AIM OF THE TASK
Among the entries below, count the lines where the string "factor" occurs, and give only the number.

SUPPLIED INFORMATION
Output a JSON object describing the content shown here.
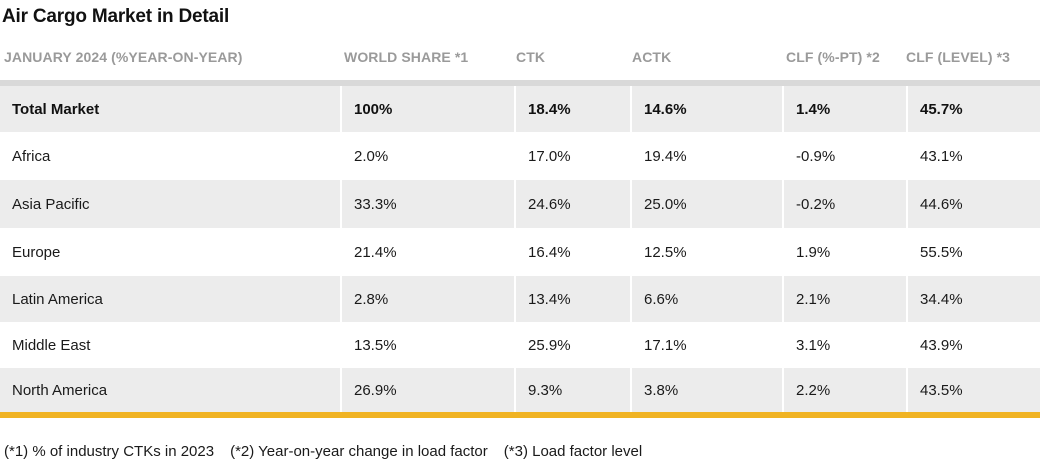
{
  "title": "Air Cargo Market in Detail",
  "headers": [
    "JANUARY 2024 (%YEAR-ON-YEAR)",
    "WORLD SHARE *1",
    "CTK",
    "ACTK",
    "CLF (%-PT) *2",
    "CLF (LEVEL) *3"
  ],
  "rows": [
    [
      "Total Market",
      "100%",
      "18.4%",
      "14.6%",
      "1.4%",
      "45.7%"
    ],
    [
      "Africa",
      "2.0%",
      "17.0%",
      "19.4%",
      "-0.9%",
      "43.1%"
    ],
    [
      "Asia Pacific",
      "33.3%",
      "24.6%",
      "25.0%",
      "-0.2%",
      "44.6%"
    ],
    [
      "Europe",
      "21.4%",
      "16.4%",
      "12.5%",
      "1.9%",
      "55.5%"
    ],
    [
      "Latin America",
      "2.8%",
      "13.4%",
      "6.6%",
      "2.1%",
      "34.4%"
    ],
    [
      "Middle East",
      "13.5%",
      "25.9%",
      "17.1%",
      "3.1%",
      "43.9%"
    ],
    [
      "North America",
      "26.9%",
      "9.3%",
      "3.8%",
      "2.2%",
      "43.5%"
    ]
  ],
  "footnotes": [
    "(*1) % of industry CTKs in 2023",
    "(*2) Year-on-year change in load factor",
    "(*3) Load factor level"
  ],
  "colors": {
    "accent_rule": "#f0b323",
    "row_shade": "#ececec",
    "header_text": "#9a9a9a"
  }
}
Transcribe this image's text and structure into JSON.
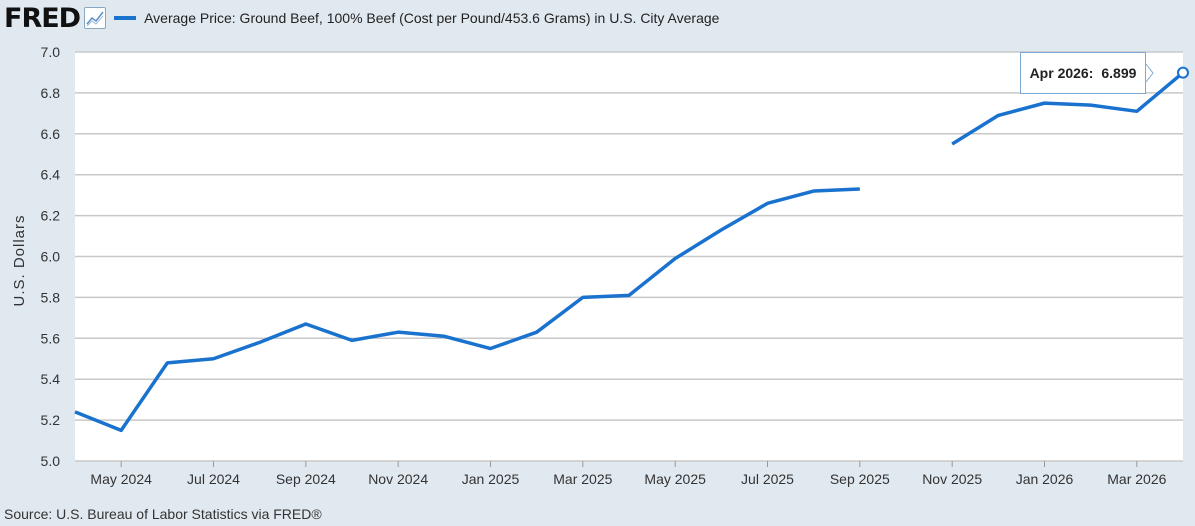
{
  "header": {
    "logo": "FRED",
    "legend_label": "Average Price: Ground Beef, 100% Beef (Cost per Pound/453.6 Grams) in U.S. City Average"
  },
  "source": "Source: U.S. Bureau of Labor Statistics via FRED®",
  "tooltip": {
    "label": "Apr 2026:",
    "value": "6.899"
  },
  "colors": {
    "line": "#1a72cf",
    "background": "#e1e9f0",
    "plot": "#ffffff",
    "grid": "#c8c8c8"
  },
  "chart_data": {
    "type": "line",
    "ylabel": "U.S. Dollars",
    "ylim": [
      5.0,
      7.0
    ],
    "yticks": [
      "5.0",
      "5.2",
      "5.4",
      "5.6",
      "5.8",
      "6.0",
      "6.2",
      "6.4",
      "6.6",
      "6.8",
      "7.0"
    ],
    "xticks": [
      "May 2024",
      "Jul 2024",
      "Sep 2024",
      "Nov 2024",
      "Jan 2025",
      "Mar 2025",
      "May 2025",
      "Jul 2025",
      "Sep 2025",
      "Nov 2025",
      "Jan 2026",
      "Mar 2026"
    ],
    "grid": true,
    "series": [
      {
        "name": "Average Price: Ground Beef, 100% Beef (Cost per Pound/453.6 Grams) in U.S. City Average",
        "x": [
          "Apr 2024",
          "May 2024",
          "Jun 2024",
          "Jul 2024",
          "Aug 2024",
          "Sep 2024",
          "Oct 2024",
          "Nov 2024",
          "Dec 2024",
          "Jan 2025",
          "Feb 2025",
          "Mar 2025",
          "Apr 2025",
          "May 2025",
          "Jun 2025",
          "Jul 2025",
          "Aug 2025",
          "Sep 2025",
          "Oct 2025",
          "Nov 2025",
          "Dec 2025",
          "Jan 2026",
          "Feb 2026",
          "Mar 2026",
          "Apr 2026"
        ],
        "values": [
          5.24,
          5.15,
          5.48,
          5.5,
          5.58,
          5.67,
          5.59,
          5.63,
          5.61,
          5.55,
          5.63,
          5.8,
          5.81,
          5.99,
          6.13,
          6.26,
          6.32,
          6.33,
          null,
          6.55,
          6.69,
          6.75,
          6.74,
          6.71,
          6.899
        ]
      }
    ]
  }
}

ANSWER IN FULL
2